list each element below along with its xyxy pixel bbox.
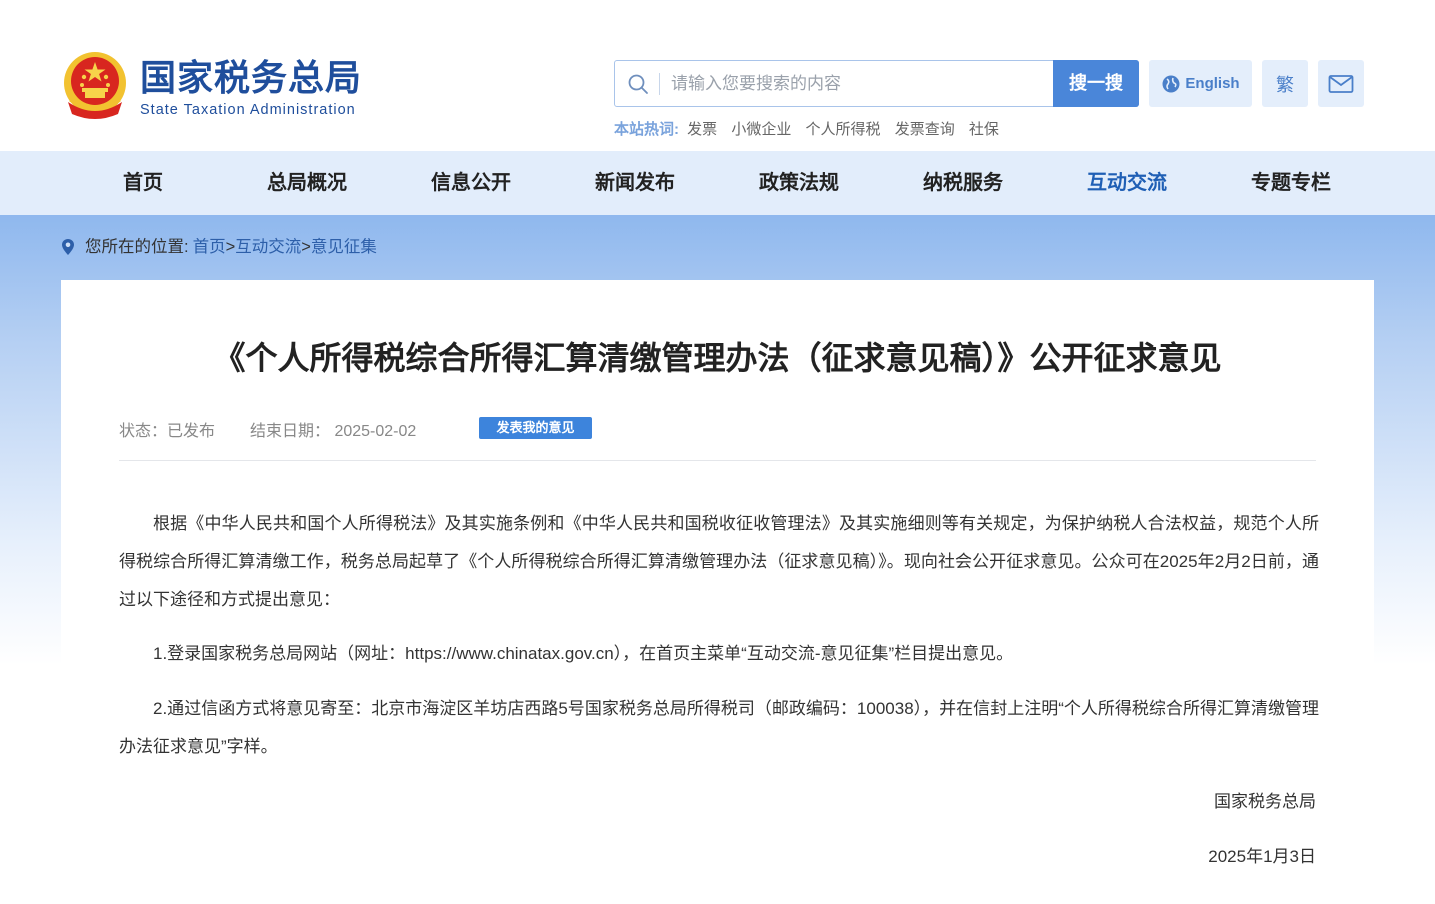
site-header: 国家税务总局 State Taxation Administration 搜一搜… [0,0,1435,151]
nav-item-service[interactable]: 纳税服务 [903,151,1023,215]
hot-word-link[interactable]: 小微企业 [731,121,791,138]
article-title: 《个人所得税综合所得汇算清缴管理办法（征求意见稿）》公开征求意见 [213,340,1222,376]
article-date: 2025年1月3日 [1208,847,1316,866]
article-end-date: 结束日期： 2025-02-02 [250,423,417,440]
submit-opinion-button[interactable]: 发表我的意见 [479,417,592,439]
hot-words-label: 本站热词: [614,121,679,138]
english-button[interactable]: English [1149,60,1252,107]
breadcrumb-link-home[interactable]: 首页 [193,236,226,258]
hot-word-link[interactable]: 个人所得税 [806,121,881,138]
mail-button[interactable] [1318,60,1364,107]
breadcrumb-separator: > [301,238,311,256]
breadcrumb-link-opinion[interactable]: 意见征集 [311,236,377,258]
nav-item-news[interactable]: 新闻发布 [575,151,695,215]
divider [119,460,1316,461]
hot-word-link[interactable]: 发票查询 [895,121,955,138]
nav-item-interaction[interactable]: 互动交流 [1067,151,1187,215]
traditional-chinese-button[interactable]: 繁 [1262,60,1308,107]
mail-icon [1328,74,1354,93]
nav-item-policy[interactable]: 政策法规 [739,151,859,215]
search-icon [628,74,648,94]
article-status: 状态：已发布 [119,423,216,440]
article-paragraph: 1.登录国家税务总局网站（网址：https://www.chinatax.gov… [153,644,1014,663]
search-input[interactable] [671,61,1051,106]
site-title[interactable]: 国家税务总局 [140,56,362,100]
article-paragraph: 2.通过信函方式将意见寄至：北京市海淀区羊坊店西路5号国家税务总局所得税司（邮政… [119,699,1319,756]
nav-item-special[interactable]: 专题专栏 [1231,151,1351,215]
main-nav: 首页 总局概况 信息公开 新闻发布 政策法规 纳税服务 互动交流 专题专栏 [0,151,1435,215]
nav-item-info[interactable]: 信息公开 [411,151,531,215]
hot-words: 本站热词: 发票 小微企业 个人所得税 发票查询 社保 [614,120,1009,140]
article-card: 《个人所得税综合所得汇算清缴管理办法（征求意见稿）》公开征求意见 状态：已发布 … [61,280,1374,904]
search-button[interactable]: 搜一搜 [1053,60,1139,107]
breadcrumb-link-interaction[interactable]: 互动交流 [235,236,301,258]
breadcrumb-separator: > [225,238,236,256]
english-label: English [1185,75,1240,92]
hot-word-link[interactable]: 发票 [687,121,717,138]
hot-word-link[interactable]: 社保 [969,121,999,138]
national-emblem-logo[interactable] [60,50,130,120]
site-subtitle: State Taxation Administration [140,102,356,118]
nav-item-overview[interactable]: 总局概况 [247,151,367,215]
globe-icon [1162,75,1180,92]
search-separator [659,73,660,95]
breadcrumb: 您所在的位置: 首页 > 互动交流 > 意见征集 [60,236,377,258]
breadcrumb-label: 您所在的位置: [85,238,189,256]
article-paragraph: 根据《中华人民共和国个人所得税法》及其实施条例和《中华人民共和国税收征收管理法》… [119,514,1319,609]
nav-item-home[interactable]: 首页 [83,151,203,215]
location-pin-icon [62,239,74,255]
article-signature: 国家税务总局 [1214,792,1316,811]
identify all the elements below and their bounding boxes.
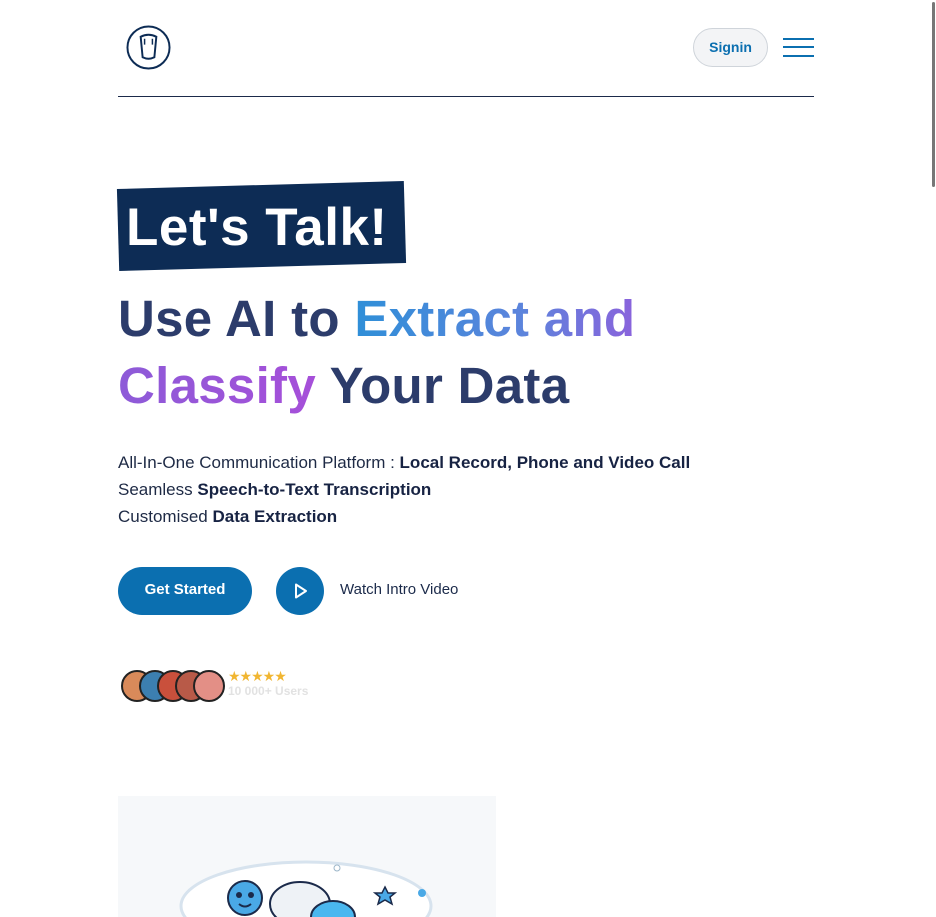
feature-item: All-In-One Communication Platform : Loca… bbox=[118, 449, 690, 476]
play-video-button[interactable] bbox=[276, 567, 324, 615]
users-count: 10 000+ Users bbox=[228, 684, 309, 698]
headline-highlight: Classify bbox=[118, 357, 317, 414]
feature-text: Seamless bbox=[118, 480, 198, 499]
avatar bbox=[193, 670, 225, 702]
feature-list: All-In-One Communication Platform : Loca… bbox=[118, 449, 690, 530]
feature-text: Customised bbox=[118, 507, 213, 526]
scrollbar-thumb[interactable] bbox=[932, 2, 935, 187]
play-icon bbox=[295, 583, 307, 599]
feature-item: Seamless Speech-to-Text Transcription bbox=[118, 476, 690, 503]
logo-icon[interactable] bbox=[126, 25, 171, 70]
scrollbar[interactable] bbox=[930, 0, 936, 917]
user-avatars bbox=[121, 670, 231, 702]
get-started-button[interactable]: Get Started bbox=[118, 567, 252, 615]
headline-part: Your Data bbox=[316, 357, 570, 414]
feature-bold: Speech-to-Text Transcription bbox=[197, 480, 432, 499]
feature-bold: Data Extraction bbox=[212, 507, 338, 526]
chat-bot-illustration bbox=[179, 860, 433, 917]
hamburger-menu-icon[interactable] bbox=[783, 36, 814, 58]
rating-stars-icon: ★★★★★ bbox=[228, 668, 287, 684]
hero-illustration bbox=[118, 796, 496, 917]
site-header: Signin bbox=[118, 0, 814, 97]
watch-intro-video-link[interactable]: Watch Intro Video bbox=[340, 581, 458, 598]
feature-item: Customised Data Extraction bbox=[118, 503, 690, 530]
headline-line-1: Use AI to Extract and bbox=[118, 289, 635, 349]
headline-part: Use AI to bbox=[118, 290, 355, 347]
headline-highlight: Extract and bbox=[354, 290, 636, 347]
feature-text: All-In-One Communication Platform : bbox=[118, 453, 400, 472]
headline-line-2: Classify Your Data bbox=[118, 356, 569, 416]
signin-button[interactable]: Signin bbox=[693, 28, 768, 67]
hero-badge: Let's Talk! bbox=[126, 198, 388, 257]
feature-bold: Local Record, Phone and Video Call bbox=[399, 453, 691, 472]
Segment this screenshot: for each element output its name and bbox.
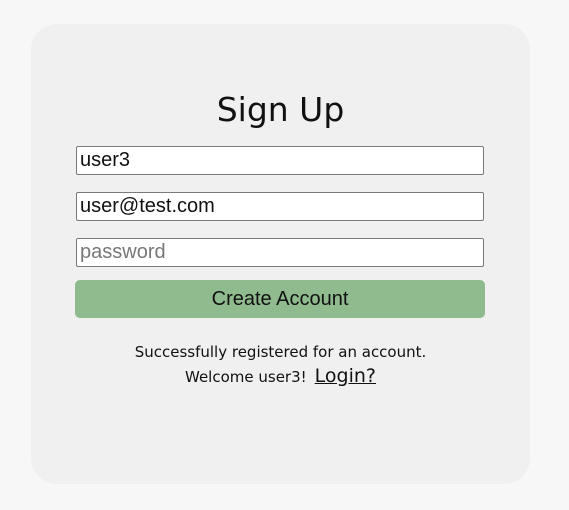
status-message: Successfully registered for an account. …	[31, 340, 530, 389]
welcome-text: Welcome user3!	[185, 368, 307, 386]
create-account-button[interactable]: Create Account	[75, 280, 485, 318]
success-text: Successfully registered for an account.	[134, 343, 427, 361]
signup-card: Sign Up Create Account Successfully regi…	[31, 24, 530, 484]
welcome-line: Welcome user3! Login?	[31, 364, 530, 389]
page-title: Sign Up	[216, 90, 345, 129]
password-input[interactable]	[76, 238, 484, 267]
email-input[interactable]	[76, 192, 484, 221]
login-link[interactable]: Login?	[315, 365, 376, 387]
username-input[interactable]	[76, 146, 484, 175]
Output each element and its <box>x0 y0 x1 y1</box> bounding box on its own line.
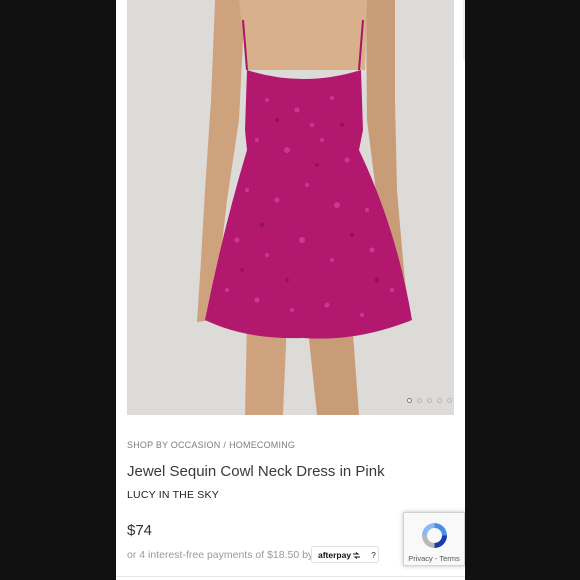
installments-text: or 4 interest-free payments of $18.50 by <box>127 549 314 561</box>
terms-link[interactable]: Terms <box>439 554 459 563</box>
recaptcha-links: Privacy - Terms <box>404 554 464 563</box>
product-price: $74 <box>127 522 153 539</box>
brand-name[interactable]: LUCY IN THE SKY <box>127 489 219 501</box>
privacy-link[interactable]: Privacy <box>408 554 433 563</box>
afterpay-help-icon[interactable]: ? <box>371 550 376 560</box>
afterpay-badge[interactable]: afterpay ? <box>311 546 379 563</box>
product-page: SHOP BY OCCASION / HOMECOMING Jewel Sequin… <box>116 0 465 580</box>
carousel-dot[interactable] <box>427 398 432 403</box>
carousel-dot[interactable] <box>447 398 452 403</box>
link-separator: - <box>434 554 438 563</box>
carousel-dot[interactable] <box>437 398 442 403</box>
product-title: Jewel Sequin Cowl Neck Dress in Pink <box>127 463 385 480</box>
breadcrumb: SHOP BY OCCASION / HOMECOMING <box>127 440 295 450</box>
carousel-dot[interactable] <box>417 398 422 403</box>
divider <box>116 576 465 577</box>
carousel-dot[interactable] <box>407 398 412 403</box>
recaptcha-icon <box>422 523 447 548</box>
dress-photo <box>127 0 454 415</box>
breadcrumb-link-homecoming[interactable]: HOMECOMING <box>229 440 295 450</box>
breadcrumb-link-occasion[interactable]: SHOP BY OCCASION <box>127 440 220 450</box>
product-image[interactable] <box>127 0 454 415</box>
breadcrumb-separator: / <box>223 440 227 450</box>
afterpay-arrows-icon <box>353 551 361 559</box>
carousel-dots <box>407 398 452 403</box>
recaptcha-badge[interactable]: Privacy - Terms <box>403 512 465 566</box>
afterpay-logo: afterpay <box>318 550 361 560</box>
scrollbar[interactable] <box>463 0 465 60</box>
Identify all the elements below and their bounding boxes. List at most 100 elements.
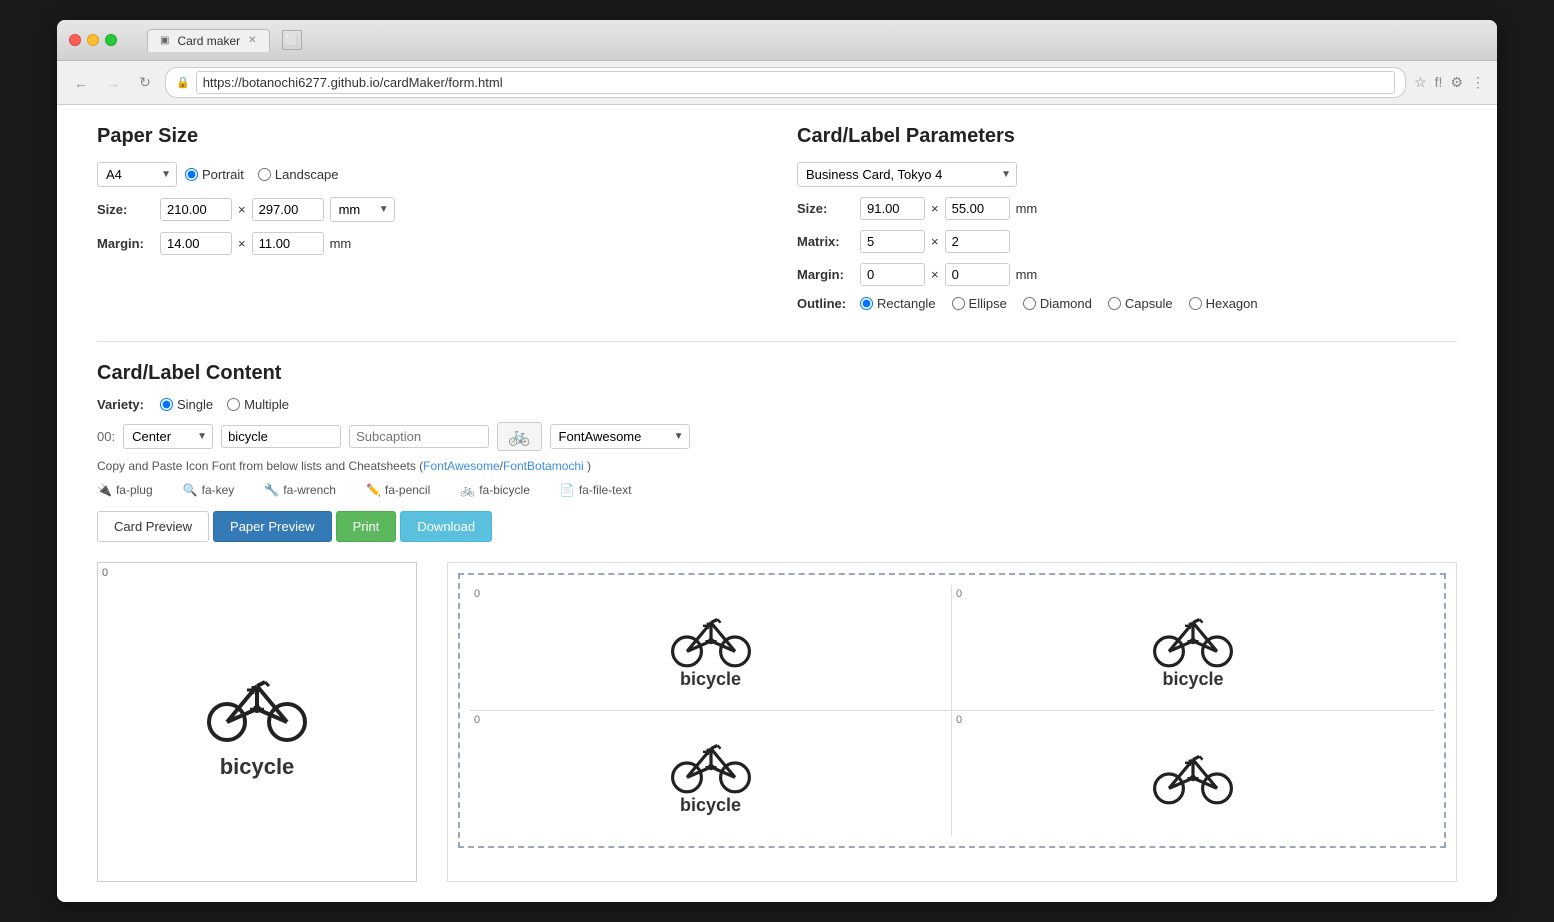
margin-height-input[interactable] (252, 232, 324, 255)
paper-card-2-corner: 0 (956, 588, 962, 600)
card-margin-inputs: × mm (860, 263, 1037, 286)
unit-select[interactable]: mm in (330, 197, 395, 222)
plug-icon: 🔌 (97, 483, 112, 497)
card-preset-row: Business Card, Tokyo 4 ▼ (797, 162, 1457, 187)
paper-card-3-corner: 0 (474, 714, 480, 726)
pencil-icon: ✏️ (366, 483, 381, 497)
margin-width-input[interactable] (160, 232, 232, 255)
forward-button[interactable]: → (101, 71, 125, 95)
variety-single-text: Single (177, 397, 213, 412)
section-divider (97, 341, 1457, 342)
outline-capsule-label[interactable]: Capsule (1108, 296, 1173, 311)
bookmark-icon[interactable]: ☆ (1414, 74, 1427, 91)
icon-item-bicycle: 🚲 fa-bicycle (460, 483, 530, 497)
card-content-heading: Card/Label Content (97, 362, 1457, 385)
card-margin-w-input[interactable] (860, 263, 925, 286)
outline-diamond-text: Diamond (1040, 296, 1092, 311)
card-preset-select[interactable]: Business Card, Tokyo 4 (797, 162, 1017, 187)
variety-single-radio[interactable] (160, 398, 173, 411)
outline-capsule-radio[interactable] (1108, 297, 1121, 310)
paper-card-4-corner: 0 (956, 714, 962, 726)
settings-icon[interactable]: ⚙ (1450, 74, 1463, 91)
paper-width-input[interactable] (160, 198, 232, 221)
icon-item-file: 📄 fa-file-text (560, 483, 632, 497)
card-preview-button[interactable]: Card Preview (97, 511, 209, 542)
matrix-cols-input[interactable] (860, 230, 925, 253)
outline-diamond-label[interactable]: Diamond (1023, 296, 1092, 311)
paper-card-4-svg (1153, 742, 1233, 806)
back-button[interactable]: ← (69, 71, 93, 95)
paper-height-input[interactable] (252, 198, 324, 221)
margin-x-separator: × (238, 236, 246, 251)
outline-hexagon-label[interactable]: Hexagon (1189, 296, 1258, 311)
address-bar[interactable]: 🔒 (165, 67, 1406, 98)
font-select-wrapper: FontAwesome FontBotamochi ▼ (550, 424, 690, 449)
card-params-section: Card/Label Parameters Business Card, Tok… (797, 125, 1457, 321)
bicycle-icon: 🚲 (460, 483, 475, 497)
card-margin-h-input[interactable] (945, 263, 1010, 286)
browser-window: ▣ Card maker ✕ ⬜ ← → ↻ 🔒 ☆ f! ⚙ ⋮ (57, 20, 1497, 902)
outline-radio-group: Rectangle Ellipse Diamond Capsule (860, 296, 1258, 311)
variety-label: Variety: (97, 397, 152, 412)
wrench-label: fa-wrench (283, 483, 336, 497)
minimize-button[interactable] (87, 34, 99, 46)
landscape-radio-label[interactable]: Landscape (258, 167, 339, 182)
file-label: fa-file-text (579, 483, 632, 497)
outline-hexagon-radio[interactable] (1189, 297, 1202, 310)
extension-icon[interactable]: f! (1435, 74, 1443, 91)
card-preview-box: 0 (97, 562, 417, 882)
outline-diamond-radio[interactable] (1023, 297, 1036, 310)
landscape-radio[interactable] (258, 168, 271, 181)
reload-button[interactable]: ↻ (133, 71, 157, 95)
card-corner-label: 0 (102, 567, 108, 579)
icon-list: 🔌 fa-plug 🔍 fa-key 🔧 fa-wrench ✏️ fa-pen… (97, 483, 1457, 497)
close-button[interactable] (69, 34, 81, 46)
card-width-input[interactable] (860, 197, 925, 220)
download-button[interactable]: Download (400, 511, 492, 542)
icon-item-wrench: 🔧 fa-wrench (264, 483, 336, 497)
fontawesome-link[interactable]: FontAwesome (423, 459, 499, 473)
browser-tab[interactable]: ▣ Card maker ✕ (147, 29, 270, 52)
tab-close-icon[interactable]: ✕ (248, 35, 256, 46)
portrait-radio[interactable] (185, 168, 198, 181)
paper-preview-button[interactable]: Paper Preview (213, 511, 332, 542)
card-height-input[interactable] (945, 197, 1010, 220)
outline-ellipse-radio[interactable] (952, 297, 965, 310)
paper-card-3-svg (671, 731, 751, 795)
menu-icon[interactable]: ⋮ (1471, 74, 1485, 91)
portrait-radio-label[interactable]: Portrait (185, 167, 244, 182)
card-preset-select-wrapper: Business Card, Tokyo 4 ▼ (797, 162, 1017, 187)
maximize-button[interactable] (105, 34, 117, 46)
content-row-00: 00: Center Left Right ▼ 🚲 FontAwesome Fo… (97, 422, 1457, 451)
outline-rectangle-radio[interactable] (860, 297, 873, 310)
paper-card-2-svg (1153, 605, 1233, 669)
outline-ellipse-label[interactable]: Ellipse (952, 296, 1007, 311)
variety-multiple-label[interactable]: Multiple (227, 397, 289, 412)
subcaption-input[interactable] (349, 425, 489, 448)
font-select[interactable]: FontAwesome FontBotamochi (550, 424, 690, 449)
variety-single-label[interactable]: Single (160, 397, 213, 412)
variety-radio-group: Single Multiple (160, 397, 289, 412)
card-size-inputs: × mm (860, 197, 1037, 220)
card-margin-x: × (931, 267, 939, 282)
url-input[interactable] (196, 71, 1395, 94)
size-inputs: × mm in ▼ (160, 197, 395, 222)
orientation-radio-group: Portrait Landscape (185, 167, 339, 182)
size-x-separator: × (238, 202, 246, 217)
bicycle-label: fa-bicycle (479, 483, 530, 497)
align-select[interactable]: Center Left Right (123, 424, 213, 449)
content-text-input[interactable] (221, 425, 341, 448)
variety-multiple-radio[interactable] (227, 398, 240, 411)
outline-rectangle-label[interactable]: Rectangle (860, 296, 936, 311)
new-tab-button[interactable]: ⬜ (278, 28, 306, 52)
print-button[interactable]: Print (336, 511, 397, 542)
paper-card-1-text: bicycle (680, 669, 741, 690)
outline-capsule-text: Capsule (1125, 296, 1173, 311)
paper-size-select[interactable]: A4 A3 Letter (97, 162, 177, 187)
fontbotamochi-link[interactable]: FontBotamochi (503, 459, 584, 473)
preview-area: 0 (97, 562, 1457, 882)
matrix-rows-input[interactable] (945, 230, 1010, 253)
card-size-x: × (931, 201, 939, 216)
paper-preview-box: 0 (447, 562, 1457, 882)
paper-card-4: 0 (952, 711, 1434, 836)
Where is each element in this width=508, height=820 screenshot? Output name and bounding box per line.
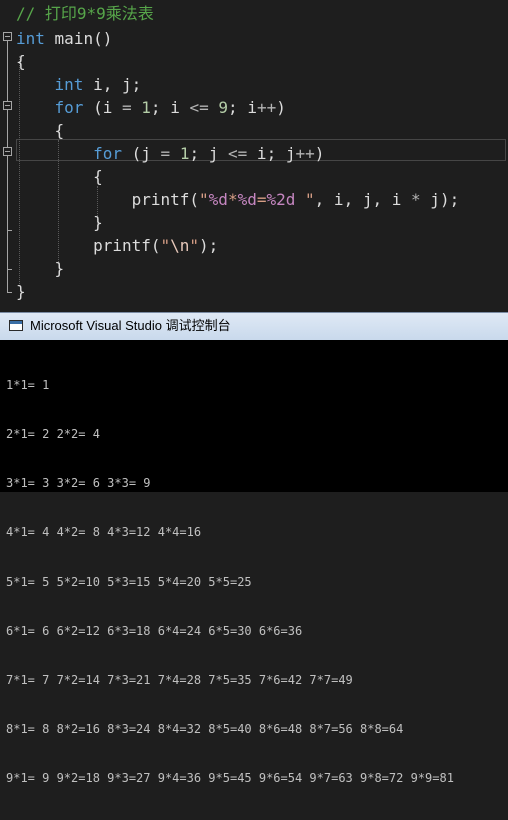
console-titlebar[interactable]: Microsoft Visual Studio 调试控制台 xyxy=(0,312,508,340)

****

Print the records from the line with "status-message: Successfully registered" to the line with "signup-card: Sign Up", exactly as they appear.

status-message: Successfully registered for an account. …	[31, 340, 530, 389]
welcome-text: Welcome user3!	[185, 368, 307, 386]
create-account-button[interactable]: Create Account	[75, 280, 485, 318]
success-text: Successfully registered for an account.	[134, 343, 427, 361]
signup-card: Sign Up Create Account Successfully regi…	[31, 24, 530, 484]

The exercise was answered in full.